• _Short exercise_
Find how many lines in the data below include the word "次の数のメジャー", then write only that number.

• _Data for this task_
--------
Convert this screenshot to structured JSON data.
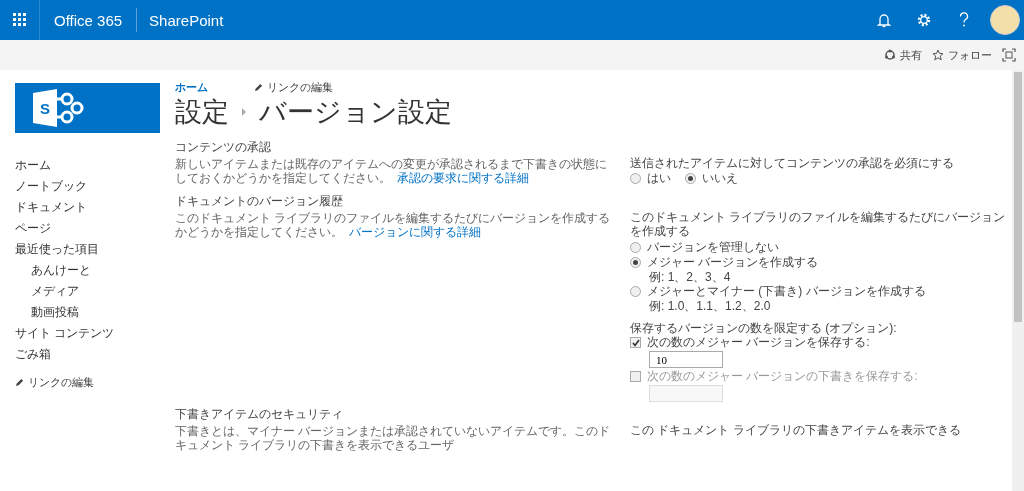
{
  "topbar": {
    "brand": "Office 365",
    "app": "SharePoint"
  },
  "logo": {
    "letter": "S"
  },
  "actions": [
    {
      "kind": "share",
      "label": "共有"
    },
    {
      "kind": "follow",
      "label": "フォロー"
    }
  ],
  "nav": {
    "items": [
      {
        "label": "ホーム"
      },
      {
        "label": "ノートブック"
      },
      {
        "label": "ドキュメント"
      },
      {
        "label": "ページ"
      },
      {
        "label": "最近使った項目",
        "children": [
          {
            "label": "あんけーと"
          },
          {
            "label": "メディア"
          },
          {
            "label": "動画投稿"
          }
        ]
      },
      {
        "label": "サイト コンテンツ"
      },
      {
        "label": "ごみ箱"
      }
    ],
    "edit_links": "リンクの編集"
  },
  "breadcrumb": {
    "home": "ホーム",
    "edit_links": "リンクの編集"
  },
  "title": {
    "parent": "設定",
    "current": "バージョン設定"
  },
  "sections": [
    {
      "heading": "コンテンツの承認",
      "description": "新しいアイテムまたは既存のアイテムへの変更が承認されるまで下書きの状態にしておくかどうかを指定してください。",
      "link": "承認の要求に関する詳細",
      "controls": [
        {
          "kind": "label",
          "text": "送信されたアイテムに対してコンテンツの承認を必須にする"
        },
        {
          "kind": "radio_row",
          "options": [
            {
              "label": "はい",
              "selected": false
            },
            {
              "label": "いいえ",
              "selected": true
            }
          ]
        }
      ]
    },
    {
      "heading": "ドキュメントのバージョン履歴",
      "description": "このドキュメント ライブラリのファイルを編集するたびにバージョンを作成するかどうかを指定してください。",
      "link": "バージョンに関する詳細",
      "controls": [
        {
          "kind": "label",
          "text": "このドキュメント ライブラリのファイルを編集するたびにバージョンを作成する"
        },
        {
          "kind": "radio_list",
          "options": [
            {
              "label": "バージョンを管理しない",
              "selected": false
            },
            {
              "label": "メジャー バージョンを作成する",
              "example": "例: 1、2、3、4",
              "selected": true
            },
            {
              "label": "メジャーとマイナー (下書き) バージョンを作成する",
              "example": "例: 1.0、1.1、1.2、2.0",
              "selected": false
            }
          ]
        },
        {
          "kind": "label",
          "text": "保存するバージョンの数を限定する (オプション):"
        },
        {
          "kind": "checkbox",
          "label": "次の数のメジャー バージョンを保存する:",
          "checked": true,
          "disabled": false,
          "value": "10"
        },
        {
          "kind": "checkbox",
          "label": "次の数のメジャー バージョンの下書きを保存する:",
          "checked": false,
          "disabled": true
        }
      ]
    },
    {
      "heading": "下書きアイテムのセキュリティ",
      "description": "下書きとは、マイナー バージョンまたは承認されていないアイテムです。このドキュメント ライブラリの下書きを表示できるユーザ",
      "controls": [
        {
          "kind": "label",
          "text": "この ドキュメント ライブラリの下書きアイテムを表示できる"
        }
      ]
    }
  ]
}
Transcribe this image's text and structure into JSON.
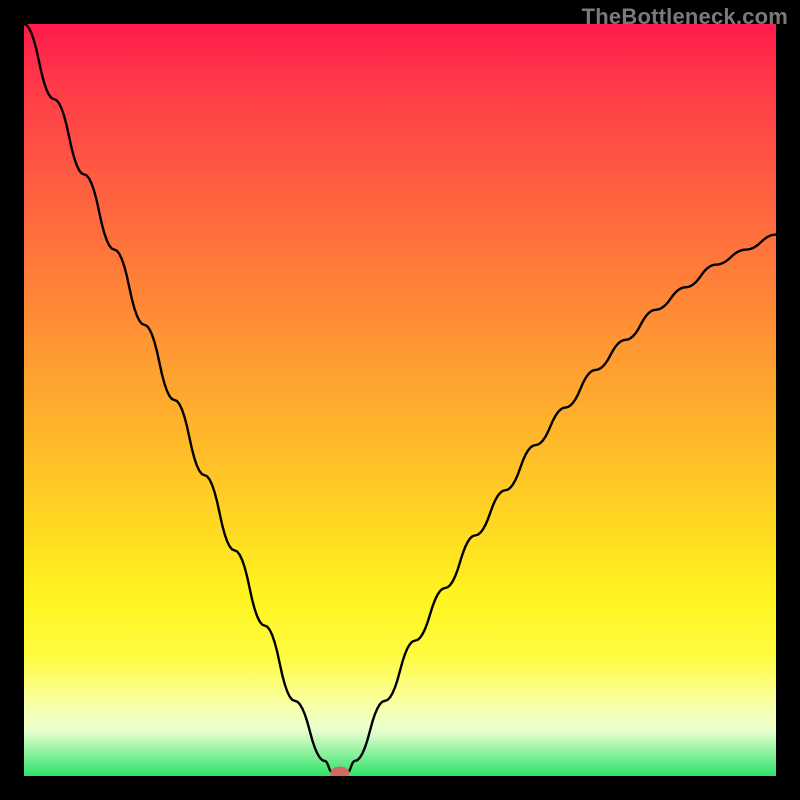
{
  "watermark": "TheBottleneck.com",
  "chart_data": {
    "type": "line",
    "title": "",
    "xlabel": "",
    "ylabel": "",
    "xlim": [
      0,
      100
    ],
    "ylim": [
      0,
      100
    ],
    "grid": false,
    "legend": false,
    "gradient_stops": [
      {
        "pos": 0,
        "color": "#ff1a4b"
      },
      {
        "pos": 20,
        "color": "#ff5a42"
      },
      {
        "pos": 44,
        "color": "#ff9a32"
      },
      {
        "pos": 66,
        "color": "#ffd622"
      },
      {
        "pos": 84,
        "color": "#fffc40"
      },
      {
        "pos": 94,
        "color": "#e8ffd0"
      },
      {
        "pos": 100,
        "color": "#2de36a"
      }
    ],
    "series": [
      {
        "name": "bottleneck-curve",
        "x": [
          0,
          4,
          8,
          12,
          16,
          20,
          24,
          28,
          32,
          36,
          40,
          41,
          42,
          43,
          44,
          48,
          52,
          56,
          60,
          64,
          68,
          72,
          76,
          80,
          84,
          88,
          92,
          96,
          100
        ],
        "y": [
          100,
          90,
          80,
          70,
          60,
          50,
          40,
          30,
          20,
          10,
          2,
          0.5,
          0,
          0.5,
          2,
          10,
          18,
          25,
          32,
          38,
          44,
          49,
          54,
          58,
          62,
          65,
          68,
          70,
          72
        ]
      }
    ],
    "minimum_marker": {
      "x": 42,
      "y": 0
    }
  }
}
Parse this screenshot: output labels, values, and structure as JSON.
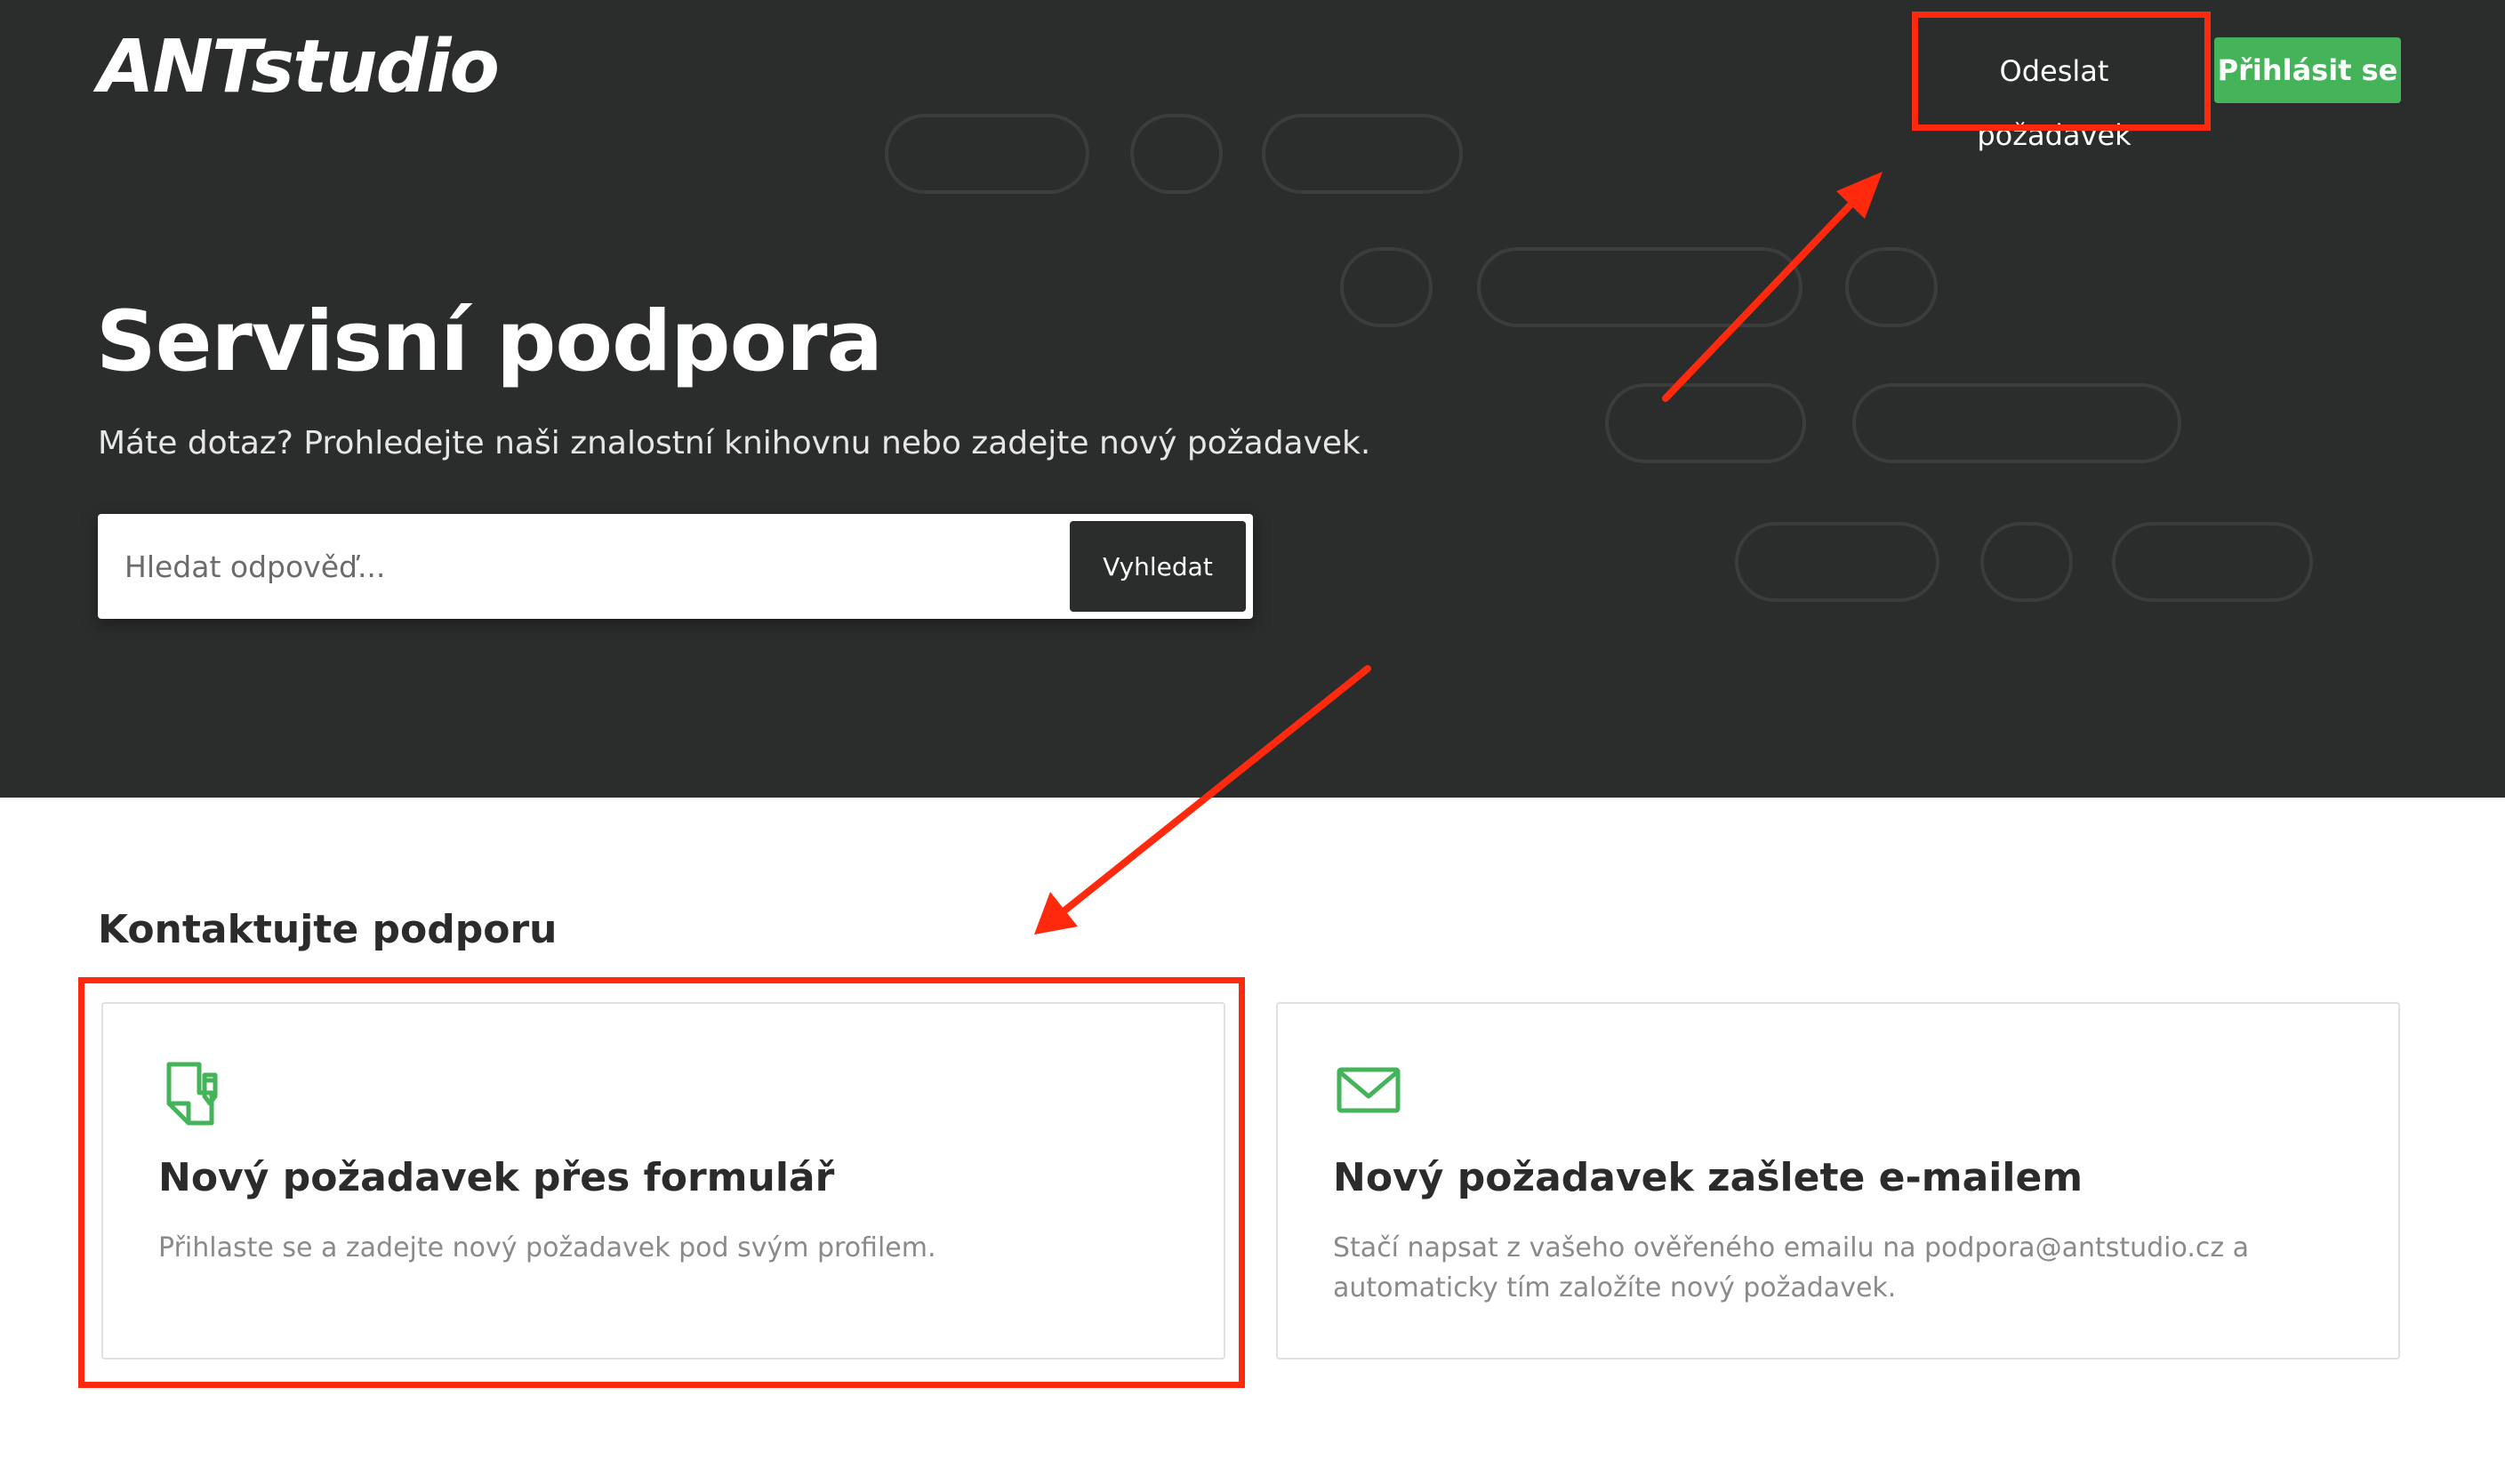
{
  "header": {
    "logo_text": "ANTstudio",
    "nav_request_label": "Odeslat požadavek",
    "nav_login_label": "Přihlásit se"
  },
  "hero": {
    "title": "Servisní podpora",
    "subtitle": "Máte dotaz? Prohledejte naši znalostní knihovnu nebo zadejte nový požadavek.",
    "search": {
      "placeholder": "Hledat odpověď...",
      "button_label": "Vyhledat"
    }
  },
  "contact": {
    "section_title": "Kontaktujte podporu",
    "cards": [
      {
        "icon": "document-form-icon",
        "title": "Nový požadavek přes formulář",
        "description": "Přihlaste se a zadejte nový požadavek pod svým profilem."
      },
      {
        "icon": "envelope-icon",
        "title": "Nový požadavek zašlete e-mailem",
        "description": "Stačí napsat z vašeho ověřeného emailu na podpora@antstudio.cz a automaticky tím založíte nový požadavek."
      }
    ]
  },
  "colors": {
    "hero_background": "#2b2c2c",
    "accent_green": "#45b35a",
    "annotation_red": "#ff2a0e"
  }
}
--------
• _Task response_
2